* **What needs to be done**: Write out the data again exactly, skipping every picture.

* **Extracted entries**:
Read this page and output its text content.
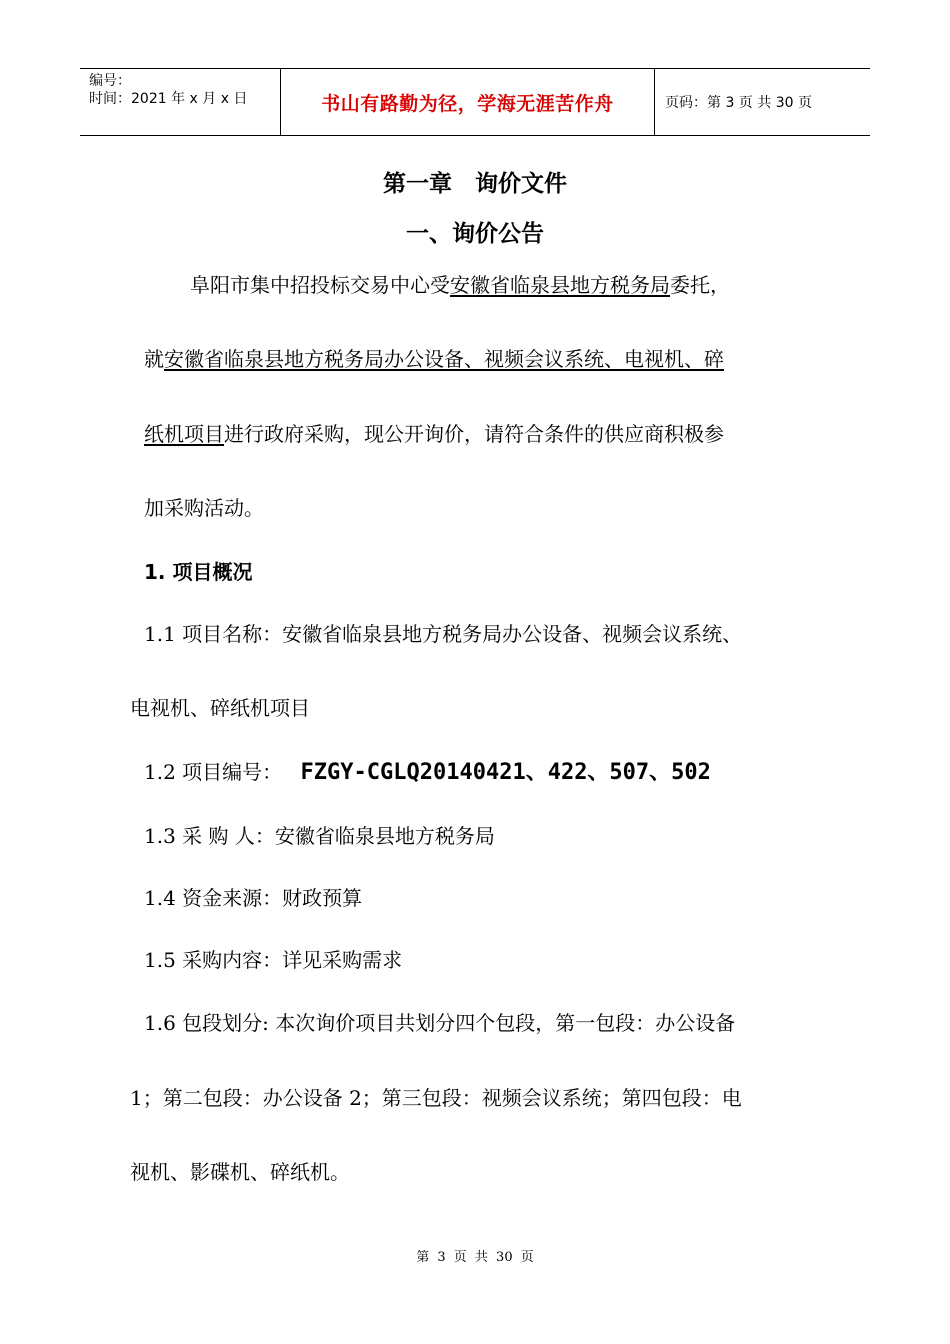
编号：
时间：2021 年 x 月 x 日	书山有路勤为径，学海无涯苦作舟	页码：第 3 页 共 30 页
第一章　询价文件
一、询价公告
阜阳市集中招投标交易中心受安徽省临泉县地方税务局委托，
就安徽省临泉县地方税务局办公设备、视频会议系统、电视机、碎
纸机项目进行政府采购，现公开询价，请符合条件的供应商积极参
加采购活动。
1. 项目概况
1.1 项目名称：安徽省临泉县地方税务局办公设备、视频会议系统、
电视机、碎纸机项目
1.2 项目编号： FZGY-CGLQ20140421、422、507、502
1.3 采 购 人：安徽省临泉县地方税务局
1.4 资金来源：财政预算
1.5 采购内容：详见采购需求
1.6 包段划分: 本次询价项目共划分四个包段，第一包段：办公设备
1；第二包段：办公设备 2；第三包段：视频会议系统；第四包段：电
视机、影碟机、碎纸机。
第 3 页 共 30 页
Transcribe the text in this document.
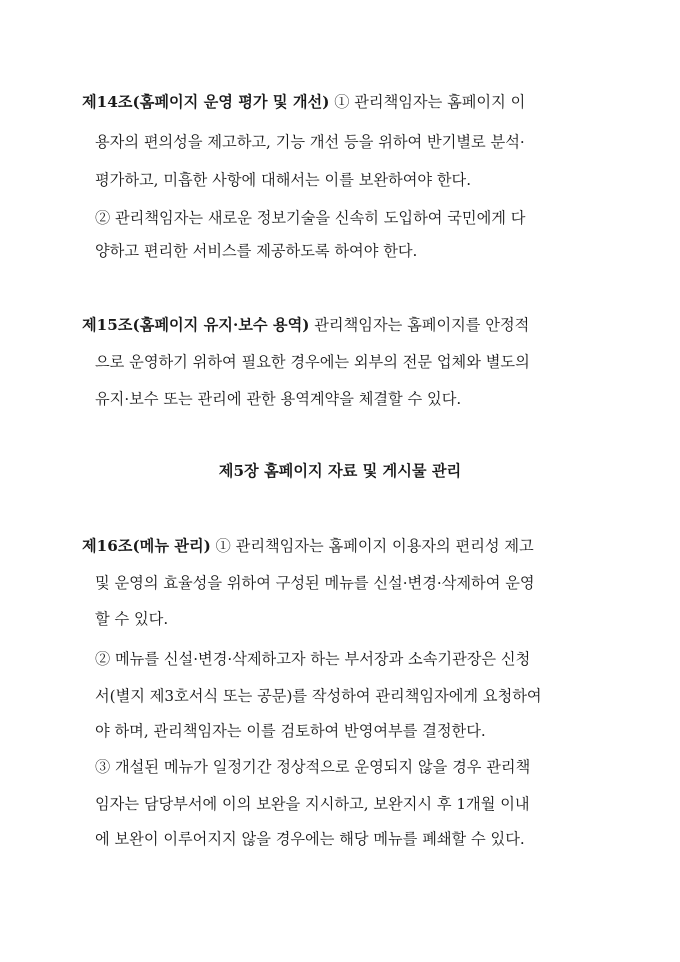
제14조(홈페이지 운영 평가 및 개선) ① 관리책임자는 홈페이지 이
용자의 편의성을 제고하고, 기능 개선 등을 위하여 반기별로 분석·
평가하고, 미흡한 사항에 대해서는 이를 보완하여야 한다.
② 관리책임자는 새로운 정보기술을 신속히 도입하여 국민에게 다
양하고 편리한 서비스를 제공하도록 하여야 한다.
제15조(홈페이지 유지·보수 용역) 관리책임자는 홈페이지를 안정적
으로 운영하기 위하여 필요한 경우에는 외부의 전문 업체와 별도의
유지·보수 또는 관리에 관한 용역계약을 체결할 수 있다.
제5장 홈페이지 자료 및 게시물 관리
제16조(메뉴 관리) ① 관리책임자는 홈페이지 이용자의 편리성 제고
및 운영의 효율성을 위하여 구성된 메뉴를 신설·변경·삭제하여 운영
할 수 있다.
② 메뉴를 신설·변경·삭제하고자 하는 부서장과 소속기관장은 신청
서(별지 제3호서식 또는 공문)를 작성하여 관리책임자에게 요청하여
야 하며, 관리책임자는 이를 검토하여 반영여부를 결정한다.
③ 개설된 메뉴가 일정기간 정상적으로 운영되지 않을 경우 관리책
임자는 담당부서에 이의 보완을 지시하고, 보완지시 후 1개월 이내
에 보완이 이루어지지 않을 경우에는 해당 메뉴를 폐쇄할 수 있다.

* **Correct result**:
Read this page and output its text content.
编号：
时间：2021 年 x 月 x 日	书山有路勤为径，学海无涯苦作舟	页码：第 3 页 共 30 页
第一章　询价文件
一、询价公告
阜阳市集中招投标交易中心受安徽省临泉县地方税务局委托，
就安徽省临泉县地方税务局办公设备、视频会议系统、电视机、碎
纸机项目进行政府采购，现公开询价，请符合条件的供应商积极参
加采购活动。
1. 项目概况
1.1 项目名称：安徽省临泉县地方税务局办公设备、视频会议系统、
电视机、碎纸机项目
1.2 项目编号： FZGY-CGLQ20140421、422、507、502
1.3 采 购 人：安徽省临泉县地方税务局
1.4 资金来源：财政预算
1.5 采购内容：详见采购需求
1.6 包段划分: 本次询价项目共划分四个包段，第一包段：办公设备
1；第二包段：办公设备 2；第三包段：视频会议系统；第四包段：电
视机、影碟机、碎纸机。
第 3 页 共 30 页
Transcribe the text in this document.
제14조(홈페이지 운영 평가 및 개선) ① 관리책임자는 홈페이지 이
용자의 편의성을 제고하고, 기능 개선 등을 위하여 반기별로 분석·
평가하고, 미흡한 사항에 대해서는 이를 보완하여야 한다.
② 관리책임자는 새로운 정보기술을 신속히 도입하여 국민에게 다
양하고 편리한 서비스를 제공하도록 하여야 한다.
제15조(홈페이지 유지·보수 용역) 관리책임자는 홈페이지를 안정적
으로 운영하기 위하여 필요한 경우에는 외부의 전문 업체와 별도의
유지·보수 또는 관리에 관한 용역계약을 체결할 수 있다.
제5장 홈페이지 자료 및 게시물 관리
제16조(메뉴 관리) ① 관리책임자는 홈페이지 이용자의 편리성 제고
및 운영의 효율성을 위하여 구성된 메뉴를 신설·변경·삭제하여 운영
할 수 있다.
② 메뉴를 신설·변경·삭제하고자 하는 부서장과 소속기관장은 신청
서(별지 제3호서식 또는 공문)를 작성하여 관리책임자에게 요청하여
야 하며, 관리책임자는 이를 검토하여 반영여부를 결정한다.
③ 개설된 메뉴가 일정기간 정상적으로 운영되지 않을 경우 관리책
임자는 담당부서에 이의 보완을 지시하고, 보완지시 후 1개월 이내
에 보완이 이루어지지 않을 경우에는 해당 메뉴를 폐쇄할 수 있다.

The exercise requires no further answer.